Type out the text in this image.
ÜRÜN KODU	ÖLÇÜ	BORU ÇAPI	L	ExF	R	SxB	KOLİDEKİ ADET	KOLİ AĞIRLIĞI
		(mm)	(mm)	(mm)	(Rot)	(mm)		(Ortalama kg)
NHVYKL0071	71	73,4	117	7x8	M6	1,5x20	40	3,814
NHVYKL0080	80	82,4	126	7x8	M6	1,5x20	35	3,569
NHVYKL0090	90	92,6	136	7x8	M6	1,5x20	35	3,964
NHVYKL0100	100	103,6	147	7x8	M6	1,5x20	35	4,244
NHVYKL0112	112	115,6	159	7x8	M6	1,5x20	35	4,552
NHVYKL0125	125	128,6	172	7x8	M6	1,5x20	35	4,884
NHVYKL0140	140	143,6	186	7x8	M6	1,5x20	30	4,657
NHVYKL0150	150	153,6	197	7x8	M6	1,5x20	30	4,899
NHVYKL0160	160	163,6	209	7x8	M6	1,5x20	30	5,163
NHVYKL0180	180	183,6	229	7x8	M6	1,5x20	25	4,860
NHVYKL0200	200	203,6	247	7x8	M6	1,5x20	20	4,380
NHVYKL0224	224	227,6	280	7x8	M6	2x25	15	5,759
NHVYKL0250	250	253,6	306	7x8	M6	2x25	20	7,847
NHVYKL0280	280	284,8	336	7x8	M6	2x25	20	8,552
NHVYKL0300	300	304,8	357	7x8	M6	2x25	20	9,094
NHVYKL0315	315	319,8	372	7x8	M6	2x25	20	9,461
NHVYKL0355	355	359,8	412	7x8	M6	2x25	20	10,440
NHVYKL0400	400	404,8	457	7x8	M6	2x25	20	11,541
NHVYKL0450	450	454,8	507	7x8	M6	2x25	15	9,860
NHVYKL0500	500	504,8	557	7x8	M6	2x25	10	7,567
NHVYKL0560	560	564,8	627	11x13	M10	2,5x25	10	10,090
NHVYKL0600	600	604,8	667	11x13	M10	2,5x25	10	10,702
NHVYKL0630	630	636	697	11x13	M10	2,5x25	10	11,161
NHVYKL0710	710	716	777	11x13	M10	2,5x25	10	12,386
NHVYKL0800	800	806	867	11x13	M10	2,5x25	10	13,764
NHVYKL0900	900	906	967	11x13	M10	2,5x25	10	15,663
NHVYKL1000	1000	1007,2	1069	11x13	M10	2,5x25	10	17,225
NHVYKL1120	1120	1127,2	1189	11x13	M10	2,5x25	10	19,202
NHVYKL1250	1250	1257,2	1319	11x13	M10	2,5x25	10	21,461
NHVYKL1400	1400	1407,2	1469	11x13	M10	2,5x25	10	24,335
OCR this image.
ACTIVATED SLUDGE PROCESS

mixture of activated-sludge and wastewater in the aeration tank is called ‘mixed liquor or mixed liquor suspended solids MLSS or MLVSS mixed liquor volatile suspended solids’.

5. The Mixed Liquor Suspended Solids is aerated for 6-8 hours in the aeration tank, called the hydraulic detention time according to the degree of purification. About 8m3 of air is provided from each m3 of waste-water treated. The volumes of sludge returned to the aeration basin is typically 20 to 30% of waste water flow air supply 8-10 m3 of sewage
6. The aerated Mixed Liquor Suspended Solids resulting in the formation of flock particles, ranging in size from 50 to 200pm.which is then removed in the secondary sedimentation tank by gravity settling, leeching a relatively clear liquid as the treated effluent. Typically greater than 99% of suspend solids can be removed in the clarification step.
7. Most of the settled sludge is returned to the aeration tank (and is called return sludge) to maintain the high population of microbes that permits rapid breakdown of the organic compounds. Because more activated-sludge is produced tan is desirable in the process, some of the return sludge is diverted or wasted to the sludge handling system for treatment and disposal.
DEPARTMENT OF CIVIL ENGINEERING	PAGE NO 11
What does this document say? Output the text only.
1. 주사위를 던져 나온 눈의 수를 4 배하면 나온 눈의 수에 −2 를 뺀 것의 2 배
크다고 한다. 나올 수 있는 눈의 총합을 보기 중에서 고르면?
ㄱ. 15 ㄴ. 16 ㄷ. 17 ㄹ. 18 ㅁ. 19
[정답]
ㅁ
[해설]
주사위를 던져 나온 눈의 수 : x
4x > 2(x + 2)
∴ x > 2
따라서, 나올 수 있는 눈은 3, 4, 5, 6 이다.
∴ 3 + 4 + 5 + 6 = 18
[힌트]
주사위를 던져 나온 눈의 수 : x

::::

* What you need to do
Return all of the data exactly as it reads.

* Reply
Type out the text in this image.
ÜRÜN KODU	ÖLÇÜ	BORU ÇAPI	L	ExF	R	SxB	KOLİDEKİ ADET	KOLİ AĞIRLIĞI
		(mm)	(mm)	(mm)	(Rot)	(mm)		(Ortalama kg)
NHVYKL0071	71	73,4	117	7x8	M6	1,5x20	40	3,814
NHVYKL0080	80	82,4	126	7x8	M6	1,5x20	35	3,569
NHVYKL0090	90	92,6	136	7x8	M6	1,5x20	35	3,964
NHVYKL0100	100	103,6	147	7x8	M6	1,5x20	35	4,244
NHVYKL0112	112	115,6	159	7x8	M6	1,5x20	35	4,552
NHVYKL0125	125	128,6	172	7x8	M6	1,5x20	35	4,884
NHVYKL0140	140	143,6	186	7x8	M6	1,5x20	30	4,657
NHVYKL0150	150	153,6	197	7x8	M6	1,5x20	30	4,899
NHVYKL0160	160	163,6	209	7x8	M6	1,5x20	30	5,163
NHVYKL0180	180	183,6	229	7x8	M6	1,5x20	25	4,860
NHVYKL0200	200	203,6	247	7x8	M6	1,5x20	20	4,380
NHVYKL0224	224	227,6	280	7x8	M6	2x25	15	5,759
NHVYKL0250	250	253,6	306	7x8	M6	2x25	20	7,847
NHVYKL0280	280	284,8	336	7x8	M6	2x25	20	8,552
NHVYKL0300	300	304,8	357	7x8	M6	2x25	20	9,094
NHVYKL0315	315	319,8	372	7x8	M6	2x25	20	9,461
NHVYKL0355	355	359,8	412	7x8	M6	2x25	20	10,440
NHVYKL0400	400	404,8	457	7x8	M6	2x25	20	11,541
NHVYKL0450	450	454,8	507	7x8	M6	2x25	15	9,860
NHVYKL0500	500	504,8	557	7x8	M6	2x25	10	7,567
NHVYKL0560	560	564,8	627	11x13	M10	2,5x25	10	10,090
NHVYKL0600	600	604,8	667	11x13	M10	2,5x25	10	10,702
NHVYKL0630	630	636	697	11x13	M10	2,5x25	10	11,161
NHVYKL0710	710	716	777	11x13	M10	2,5x25	10	12,386
NHVYKL0800	800	806	867	11x13	M10	2,5x25	10	13,764
NHVYKL0900	900	906	967	11x13	M10	2,5x25	10	15,663
NHVYKL1000	1000	1007,2	1069	11x13	M10	2,5x25	10	17,225
NHVYKL1120	1120	1127,2	1189	11x13	M10	2,5x25	10	19,202
NHVYKL1250	1250	1257,2	1319	11x13	M10	2,5x25	10	21,461
NHVYKL1400	1400	1407,2	1469	11x13	M10	2,5x25	10	24,335
OCR this image.
ACTIVATED SLUDGE PROCESS

mixture of activated-sludge and wastewater in the aeration tank is called ‘mixed liquor or mixed liquor suspended solids MLSS or MLVSS mixed liquor volatile suspended solids’.

5. The Mixed Liquor Suspended Solids is aerated for 6-8 hours in the aeration tank, called the hydraulic detention time according to the degree of purification. About 8m3 of air is provided from each m3 of waste-water treated. The volumes of sludge returned to the aeration basin is typically 20 to 30% of waste water flow air supply 8-10 m3 of sewage
6. The aerated Mixed Liquor Suspended Solids resulting in the formation of flock particles, ranging in size from 50 to 200pm.which is then removed in the secondary sedimentation tank by gravity settling, leeching a relatively clear liquid as the treated effluent. Typically greater than 99% of suspend solids can be removed in the clarification step.
7. Most of the settled sludge is returned to the aeration tank (and is called return sludge) to maintain the high population of microbes that permits rapid breakdown of the organic compounds. Because more activated-sludge is produced tan is desirable in the process, some of the return sludge is diverted or wasted to the sludge handling system for treatment and disposal.
DEPARTMENT OF CIVIL ENGINEERING	PAGE NO 11
What does this document say? Output the text only.
1. 주사위를 던져 나온 눈의 수를 4 배하면 나온 눈의 수에 −2 를 뺀 것의 2 배
크다고 한다. 나올 수 있는 눈의 총합을 보기 중에서 고르면?
ㄱ. 15 ㄴ. 16 ㄷ. 17 ㄹ. 18 ㅁ. 19
[정답]
ㅁ
[해설]
주사위를 던져 나온 눈의 수 : x
4x > 2(x + 2)
∴ x > 2
따라서, 나올 수 있는 눈은 3, 4, 5, 6 이다.
∴ 3 + 4 + 5 + 6 = 18
[힌트]
주사위를 던져 나온 눈의 수 : x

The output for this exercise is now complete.